● TASK TO CARRY OUT: Collect each line holding the string "режущего".
╭─ STORED RECORDS
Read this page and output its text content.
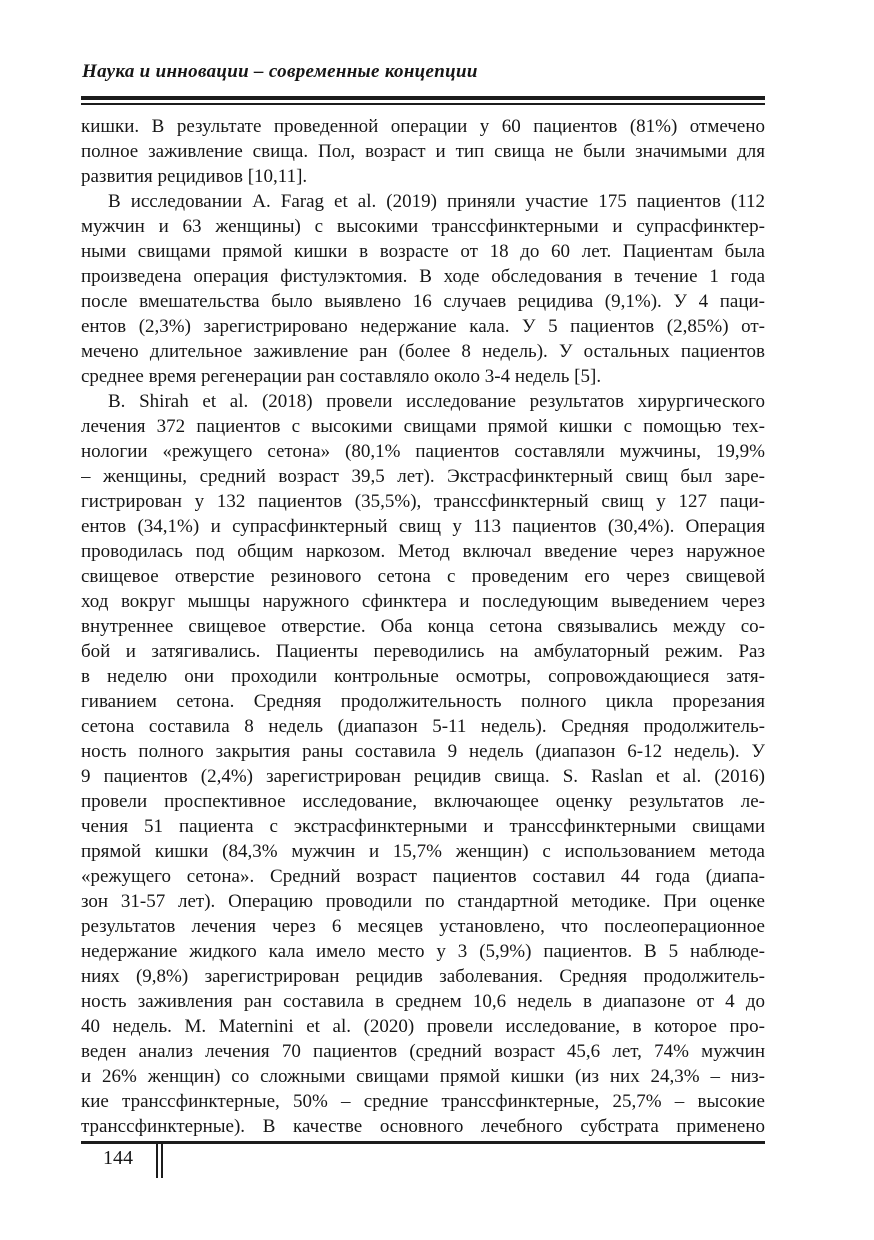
Наука и инновации – современные концепции
кишки. В результате проведенной операции у 60 пациентов (81%) отмечено
полное заживление свища. Пол, возраст и тип свища не были значимыми для
развития рецидивов [10,11].
В исследовании A. Farag et al. (2019) приняли участие 175 пациентов (112
мужчин и 63 женщины) с высокими транссфинктерными и супрасфинктер-
ными свищами прямой кишки в возрасте от 18 до 60 лет. Пациентам была
произведена операция фистулэктомия. В ходе обследования в течение 1 года
после вмешательства было выявлено 16 случаев рецидива (9,1%). У 4 паци-
ентов (2,3%) зарегистрировано недержание кала. У 5 пациентов (2,85%) от-
мечено длительное заживление ран (более 8 недель). У остальных пациентов
среднее время регенерации ран составляло около 3-4 недель [5].
B. Shirah et al. (2018) провели исследование результатов хирургического
лечения 372 пациентов с высокими свищами прямой кишки с помощью тех-
нологии «режущего сетона» (80,1% пациентов составляли мужчины, 19,9%
– женщины, средний возраст 39,5 лет). Экстрасфинктерный свищ был заре-
гистрирован у 132 пациентов (35,5%), транссфинктерный свищ у 127 паци-
ентов (34,1%) и супрасфинктерный свищ у 113 пациентов (30,4%). Операция
проводилась под общим наркозом. Метод включал введение через наружное
свищевое отверстие резинового сетона с проведеним его через свищевой
ход вокруг мышцы наружного сфинктера и последующим выведением через
внутреннее свищевое отверстие. Оба конца сетона связывались между со-
бой и затягивались. Пациенты переводились на амбулаторный режим. Раз
в неделю они проходили контрольные осмотры, сопровождающиеся затя-
гиванием сетона. Средняя продолжительность полного цикла прорезания
сетона составила 8 недель (диапазон 5-11 недель). Средняя продолжитель-
ность полного закрытия раны составила 9 недель (диапазон 6-12 недель). У
9 пациентов (2,4%) зарегистрирован рецидив свища. S. Raslan et al. (2016)
провели проспективное исследование, включающее оценку результатов ле-
чения 51 пациента с экстрасфинктерными и транссфинктерными свищами
прямой кишки (84,3% мужчин и 15,7% женщин) с использованием метода
«режущего сетона». Средний возраст пациентов составил 44 года (диапа-
зон 31-57 лет). Операцию проводили по стандартной методике. При оценке
результатов лечения через 6 месяцев установлено, что послеоперационное
недержание жидкого кала имело место у 3 (5,9%) пациентов. В 5 наблюде-
ниях (9,8%) зарегистрирован рецидив заболевания. Средняя продолжитель-
ность заживления ран составила в среднем 10,6 недель в диапазоне от 4 до
40 недель. M. Maternini et al. (2020) провели исследование, в которое про-
веден анализ лечения 70 пациентов (средний возраст 45,6 лет, 74% мужчин
и 26% женщин) со сложными свищами прямой кишки (из них 24,3% – низ-
кие транссфинктерные, 50% – средние транссфинктерные, 25,7% – высокие
транссфинктерные). В качестве основного лечебного субстрата применено
144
╰─
● WORKED SOLUTION:
нологии «режущего сетона» (80,1% пациентов составляли мужчины, 19,9%
«режущего сетона». Средний возраст пациентов составил 44 года (диапа-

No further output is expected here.